§ **TESTO DELL'INTERVISTA**:
========================

L’Intervista / Gianpiero Magnani, da 27 anni contro le fiamme

Iniziò tutto 27 anni fa da un gruppo di lavoratori della raffineria Eni di Sannazzaro, che pensò di mettere a disposizione di tutti gli altri cittadini le proprie capacità di spegnere gli incendi. Nacque così il Gruppo Lomellino di Primo intervento, riconosciuto come Protezione Civile, che oggi vanta 26 volontari, 11 dei quali certificati Aib, cioè specializzati nello spegnimento degli incendi boschivi. Gianpiero Magnani, lei è il presidente e fondatore di questa realtà: come si è arrivati a questo?

«Possiamo dire che in provincia di Pavia la certificazione per incendio boschivo sia nata un po’ con noi. I primi soci della nostra associazione arrivavano dalla raffineria e avevano già delle conoscenze in merito all’antincendio. Attraverso i corsi e le lezioni proposte dalla Provincia e dalla Regione, poi, ci siamo specializzati».

La scelta di creare una Protezione Civile, che sia focalizzata sugli spegnimenti degli incendi, operando però sempre a fianco dei vigili del fuoco, si è rivelata azzeccata.

«Proprio alla fine del 1996 c’è stato un incidente, nel quale è scoppiato il piano di un condominio. Si è così pensato che qualcuno potesse fare qualcosa in attesa dei vigili del fuoco. Era un’idea in parte sbagliata, perché eravamo solo volontari e avevamo pochissima attrezzatura. Poi col tempo ci siamo specializzati, diventando una vera associazione di soccorso e migliorando molto rispetto a quel primo intervento nel quale riuscimmo a fornire soltanto un aiuto parziale. In quel momento, però, noi avevamo solo quel qualcosina in più rispetto ad altri dal punto di vista della sicurezza, grazie a quello che abbiamo appreso nel mondo del lavoro».

========================

§ **RIGHE DI DATI**:
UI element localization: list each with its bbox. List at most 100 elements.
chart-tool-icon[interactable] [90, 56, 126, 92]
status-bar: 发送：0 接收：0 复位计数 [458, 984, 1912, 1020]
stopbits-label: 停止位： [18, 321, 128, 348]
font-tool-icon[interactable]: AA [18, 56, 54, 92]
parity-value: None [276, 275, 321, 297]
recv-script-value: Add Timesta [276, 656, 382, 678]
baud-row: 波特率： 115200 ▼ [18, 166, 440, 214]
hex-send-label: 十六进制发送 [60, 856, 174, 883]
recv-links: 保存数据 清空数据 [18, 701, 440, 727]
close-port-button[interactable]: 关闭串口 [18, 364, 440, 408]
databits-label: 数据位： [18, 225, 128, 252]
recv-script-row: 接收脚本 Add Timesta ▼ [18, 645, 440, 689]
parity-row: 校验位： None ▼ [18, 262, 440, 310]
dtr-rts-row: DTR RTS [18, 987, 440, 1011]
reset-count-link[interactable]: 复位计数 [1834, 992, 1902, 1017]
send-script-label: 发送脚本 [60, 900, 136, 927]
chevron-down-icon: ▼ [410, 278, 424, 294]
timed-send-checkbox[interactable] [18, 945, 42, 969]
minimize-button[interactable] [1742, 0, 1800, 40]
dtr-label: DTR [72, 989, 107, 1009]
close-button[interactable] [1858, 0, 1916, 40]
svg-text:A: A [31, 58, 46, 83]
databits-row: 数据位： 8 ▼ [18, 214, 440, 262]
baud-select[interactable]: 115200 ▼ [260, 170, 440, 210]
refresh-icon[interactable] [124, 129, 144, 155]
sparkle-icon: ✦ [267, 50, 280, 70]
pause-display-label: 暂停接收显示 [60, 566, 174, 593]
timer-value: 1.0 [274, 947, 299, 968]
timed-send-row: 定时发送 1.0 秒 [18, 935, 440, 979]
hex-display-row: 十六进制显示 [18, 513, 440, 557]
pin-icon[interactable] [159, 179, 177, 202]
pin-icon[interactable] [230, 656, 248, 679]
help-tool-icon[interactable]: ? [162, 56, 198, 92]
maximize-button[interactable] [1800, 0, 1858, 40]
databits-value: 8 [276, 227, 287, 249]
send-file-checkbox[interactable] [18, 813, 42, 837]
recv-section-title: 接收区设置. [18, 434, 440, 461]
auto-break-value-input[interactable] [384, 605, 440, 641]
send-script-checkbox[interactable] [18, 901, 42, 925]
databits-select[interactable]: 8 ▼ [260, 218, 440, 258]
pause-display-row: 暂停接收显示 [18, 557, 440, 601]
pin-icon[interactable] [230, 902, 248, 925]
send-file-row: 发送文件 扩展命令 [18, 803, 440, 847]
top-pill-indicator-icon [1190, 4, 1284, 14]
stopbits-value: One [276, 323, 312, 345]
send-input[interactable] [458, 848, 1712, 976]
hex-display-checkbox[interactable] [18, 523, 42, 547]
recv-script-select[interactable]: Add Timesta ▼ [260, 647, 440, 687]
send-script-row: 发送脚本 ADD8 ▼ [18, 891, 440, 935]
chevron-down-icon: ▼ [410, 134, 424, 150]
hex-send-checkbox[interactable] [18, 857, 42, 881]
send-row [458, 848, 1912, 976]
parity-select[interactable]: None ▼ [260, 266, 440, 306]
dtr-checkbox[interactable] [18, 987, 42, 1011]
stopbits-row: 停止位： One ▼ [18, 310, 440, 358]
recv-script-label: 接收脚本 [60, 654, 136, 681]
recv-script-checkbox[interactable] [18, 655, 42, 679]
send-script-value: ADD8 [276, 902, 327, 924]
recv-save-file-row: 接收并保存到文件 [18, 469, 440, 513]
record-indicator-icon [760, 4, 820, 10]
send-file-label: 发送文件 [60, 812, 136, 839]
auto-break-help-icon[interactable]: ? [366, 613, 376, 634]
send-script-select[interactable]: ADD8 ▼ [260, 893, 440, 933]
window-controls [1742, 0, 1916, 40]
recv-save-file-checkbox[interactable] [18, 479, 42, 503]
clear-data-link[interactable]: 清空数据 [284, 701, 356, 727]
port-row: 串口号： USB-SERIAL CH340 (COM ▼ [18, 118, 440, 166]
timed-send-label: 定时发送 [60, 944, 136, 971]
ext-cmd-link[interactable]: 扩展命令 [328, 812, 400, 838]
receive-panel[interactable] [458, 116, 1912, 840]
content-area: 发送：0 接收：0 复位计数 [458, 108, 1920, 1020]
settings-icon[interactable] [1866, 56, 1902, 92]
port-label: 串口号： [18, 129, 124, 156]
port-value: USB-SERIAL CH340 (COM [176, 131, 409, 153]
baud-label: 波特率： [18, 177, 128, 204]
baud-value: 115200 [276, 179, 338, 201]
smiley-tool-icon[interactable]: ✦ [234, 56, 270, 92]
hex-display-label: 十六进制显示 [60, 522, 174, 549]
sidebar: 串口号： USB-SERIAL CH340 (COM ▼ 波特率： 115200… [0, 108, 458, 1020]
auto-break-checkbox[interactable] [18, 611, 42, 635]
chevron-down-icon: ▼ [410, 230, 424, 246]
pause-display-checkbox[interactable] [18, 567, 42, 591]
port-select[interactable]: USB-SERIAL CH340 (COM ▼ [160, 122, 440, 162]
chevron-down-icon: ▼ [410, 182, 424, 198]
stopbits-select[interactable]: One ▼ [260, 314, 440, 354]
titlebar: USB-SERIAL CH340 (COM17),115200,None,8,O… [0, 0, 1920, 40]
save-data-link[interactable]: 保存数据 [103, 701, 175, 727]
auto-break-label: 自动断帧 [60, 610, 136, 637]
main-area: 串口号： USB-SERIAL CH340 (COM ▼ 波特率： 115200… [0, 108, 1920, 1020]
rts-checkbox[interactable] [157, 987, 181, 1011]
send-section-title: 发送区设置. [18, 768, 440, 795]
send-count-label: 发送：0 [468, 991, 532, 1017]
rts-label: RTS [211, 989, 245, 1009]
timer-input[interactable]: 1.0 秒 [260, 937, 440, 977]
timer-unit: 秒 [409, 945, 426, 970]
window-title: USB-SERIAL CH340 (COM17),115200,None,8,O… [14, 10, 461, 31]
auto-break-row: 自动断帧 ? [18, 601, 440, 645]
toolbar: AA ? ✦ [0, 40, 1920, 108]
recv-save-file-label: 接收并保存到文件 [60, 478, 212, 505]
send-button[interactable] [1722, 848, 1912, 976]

========================

§ **COMPITI ASSEGNATI**:
(a) Traduca in inglese la seguente frase tratta dall'intervista a Gianpiero Magnani: «Era un’idea in parte sbagliata, perché eravamo solo volontari e avevamo pochissima attrezzatura.»
(b) Indichi se ciascuna delle seguenti affermazioni concorda con l'intervista, rispondendo sì o no e citando le parole esatte che lo stabiliscono. (i) Tutti i volontari del Gruppo Lomellino di Primo intervento sono certificati Aib. (ii) I primi soci dell'associazione provenivano dalla raffineria. (iii) L'incidente della fine del 1996 riguardò un condominio.
Per rispondere ci si basi esclusivamente sull'intervista, senza ricorrere alle voci.

§ **RISPOSTE NELL'ORDINE**:
(a) It was a partly mistaken idea, because we were only volunteers and had very little equipment.

(b)
(i) No: «oggi vanta 26 volontari, 11 dei quali certificati Aib»
(ii) Sì: «I primi soci della nostra associazione arrivavano dalla raffineria»
(iii) Sì: «Proprio alla fine del 1996 c’è stato un incidente, nel quale è scoppiato il piano di un condominio»